◆ Stored records
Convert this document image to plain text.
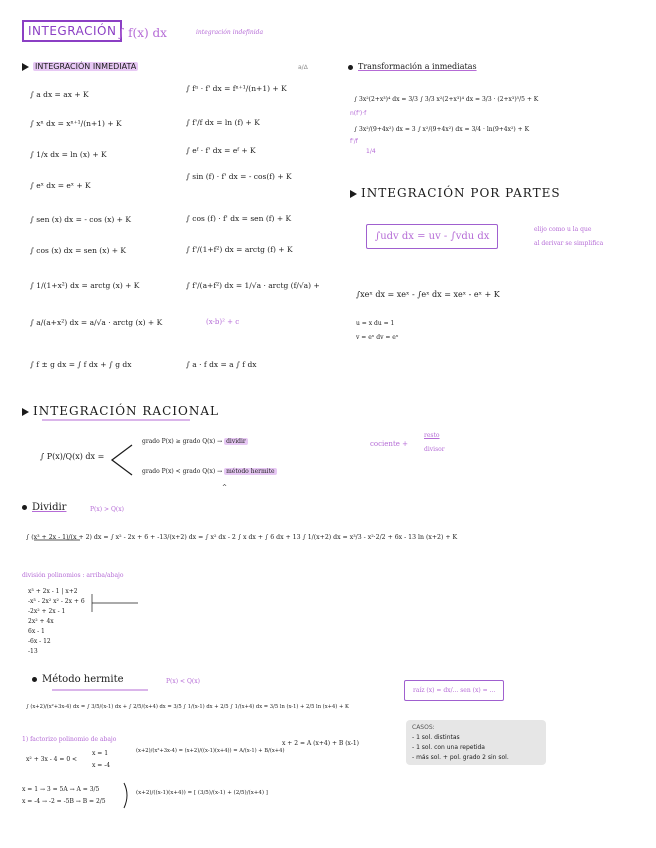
INTEGRACIÓN ∫ f(x) dx	integración indefinida
INTEGRACIÓN INMEDIATA	a/∆
∫ a dx = ax + K
∫ xⁿ dx = xⁿ⁺¹/(n+1) + K
∫ 1/x dx = ln (x) + K
∫ eˣ dx = eˣ + K
∫ sen (x) dx = - cos (x) + K
∫ cos (x) dx = sen (x) + K
∫ 1/(1+x²) dx = arctg (x) + K
∫ a/(a+x²) dx = a/√a · arctg (x) + K
∫ f ± g dx = ∫ f dx + ∫ g dx
∫ fⁿ · f' dx = fⁿ⁺¹/(n+1) + K
∫ f'/f dx = ln (f) + K
∫ eᶠ · f' dx = eᶠ + K
∫ sin (f) · f' dx = - cos(f) + K
∫ cos (f) · f' dx = sen (f) + K
∫ f'/(1+f²) dx = arctg (f) + K
∫ f'/(a+f²) dx = 1/√a · arctg (f/√a) +
∫ a · f dx = a ∫ f dx
(x-b)² + c
Transformación a inmediatas
∫ 3x²(2+x³)⁴ dx = 3/3 ∫ 3/3 x²(2+x³)⁴ dx = 3/3 · (2+x³)⁵/5 + K
n(f')·f
∫ 3x²/(9+4x²) dx = 3 ∫ x²/(9+4x²) dx = 3/4 · ln(9+4x²) + K
f'/f
1/4
INTEGRACIÓN POR PARTES
∫udv dx = uv - ∫vdu dx
elijo como u la que
al derivar se simplifica
∫xeˣ dx = xeˣ - ∫eˣ dx = xeˣ - eˣ + K
u = x du = 1
v = eˣ dv = eˣ
INTEGRACIÓN RACIONAL
∫ P(x)/Q(x) dx =
grado P(x) ≥ grado Q(x) → dividir
grado P(x) < grado Q(x) → método hermite
cociente +
resto
divisor
^
Dividir	P(x) > Q(x)
∫ (x³ + 2x - 1)/(x + 2) dx = ∫ x² - 2x + 6 + -13/(x+2) dx = ∫ x² dx - 2 ∫ x dx + ∫ 6 dx + 13 ∫ 1/(x+2) dx = x³/3 - x²·2/2 + 6x - 13 ln (x+2) + K
división polinomios : arriba/abajo
x³ + 2x - 1 | x+2
-x³ - 2x² x² - 2x + 6
-2x² + 2x - 1
2x² + 4x
6x - 1
-6x - 12
-13
Método hermite	P(x) < Q(x)
∫ (x+2)/(x²+3x-4) dx = ∫ 3/5/(x-1) dx + ∫ 2/5/(x+4) dx = 3/5 ∫ 1/(x-1) dx + 2/5 ∫ 1/(x+4) dx = 3/5 ln (x-1) + 2/5 ln (x+4) + K
1) factorizo polinomio de abajo
x² + 3x - 4 = 0 <
x = 1
x = -4
(x+2)/(x²+3x-4) = (x+2)/((x-1)(x+4)) = A/(x-1) + B/(x+4)
x + 2 = A (x+4) + B (x-1)
x = 1 → 3 = 5A → A = 3/5
x = -4 → -2 = -5B → B = 2/5
(x+2)/((x-1)(x+4)) = [ (3/5)/(x-1) + (2/5)/(x+4) ]
raíz (x) = dx/... sen (x) = ...
CASOS:
- 1 sol. distintas
- 1 sol. con una repetida
- más sol. + pol. grado 2 sin sol.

◆ What to produce
Write out the records above exactly as they appear, leaving out any pictures.

◆ Full output
Convert this document image to plain text.
INTEGRACIÓN ∫ f(x) dx	integración indefinida
INTEGRACIÓN INMEDIATA	a/∆
∫ a dx = ax + K
∫ xⁿ dx = xⁿ⁺¹/(n+1) + K
∫ 1/x dx = ln (x) + K
∫ eˣ dx = eˣ + K
∫ sen (x) dx = - cos (x) + K
∫ cos (x) dx = sen (x) + K
∫ 1/(1+x²) dx = arctg (x) + K
∫ a/(a+x²) dx = a/√a · arctg (x) + K
∫ f ± g dx = ∫ f dx + ∫ g dx
∫ fⁿ · f' dx = fⁿ⁺¹/(n+1) + K
∫ f'/f dx = ln (f) + K
∫ eᶠ · f' dx = eᶠ + K
∫ sin (f) · f' dx = - cos(f) + K
∫ cos (f) · f' dx = sen (f) + K
∫ f'/(1+f²) dx = arctg (f) + K
∫ f'/(a+f²) dx = 1/√a · arctg (f/√a) +
∫ a · f dx = a ∫ f dx
(x-b)² + c
Transformación a inmediatas
∫ 3x²(2+x³)⁴ dx = 3/3 ∫ 3/3 x²(2+x³)⁴ dx = 3/3 · (2+x³)⁵/5 + K
n(f')·f
∫ 3x²/(9+4x²) dx = 3 ∫ x²/(9+4x²) dx = 3/4 · ln(9+4x²) + K
f'/f
1/4
INTEGRACIÓN POR PARTES
∫udv dx = uv - ∫vdu dx
elijo como u la que
al derivar se simplifica
∫xeˣ dx = xeˣ - ∫eˣ dx = xeˣ - eˣ + K
u = x du = 1
v = eˣ dv = eˣ
INTEGRACIÓN RACIONAL
∫ P(x)/Q(x) dx =
grado P(x) ≥ grado Q(x) → dividir
grado P(x) < grado Q(x) → método hermite
cociente +
resto
divisor
^
Dividir	P(x) > Q(x)
∫ (x³ + 2x - 1)/(x + 2) dx = ∫ x² - 2x + 6 + -13/(x+2) dx = ∫ x² dx - 2 ∫ x dx + ∫ 6 dx + 13 ∫ 1/(x+2) dx = x³/3 - x²·2/2 + 6x - 13 ln (x+2) + K
división polinomios : arriba/abajo
x³ + 2x - 1 | x+2
-x³ - 2x² x² - 2x + 6
-2x² + 2x - 1
2x² + 4x
6x - 1
-6x - 12
-13
Método hermite	P(x) < Q(x)
∫ (x+2)/(x²+3x-4) dx = ∫ 3/5/(x-1) dx + ∫ 2/5/(x+4) dx = 3/5 ∫ 1/(x-1) dx + 2/5 ∫ 1/(x+4) dx = 3/5 ln (x-1) + 2/5 ln (x+4) + K
1) factorizo polinomio de abajo
x² + 3x - 4 = 0 <
x = 1
x = -4
(x+2)/(x²+3x-4) = (x+2)/((x-1)(x+4)) = A/(x-1) + B/(x+4)
x + 2 = A (x+4) + B (x-1)
x = 1 → 3 = 5A → A = 3/5
x = -4 → -2 = -5B → B = 2/5
(x+2)/((x-1)(x+4)) = [ (3/5)/(x-1) + (2/5)/(x+4) ]
raíz (x) = dx/... sen (x) = ...
CASOS:
- 1 sol. distintas
- 1 sol. con una repetida
- más sol. + pol. grado 2 sin sol.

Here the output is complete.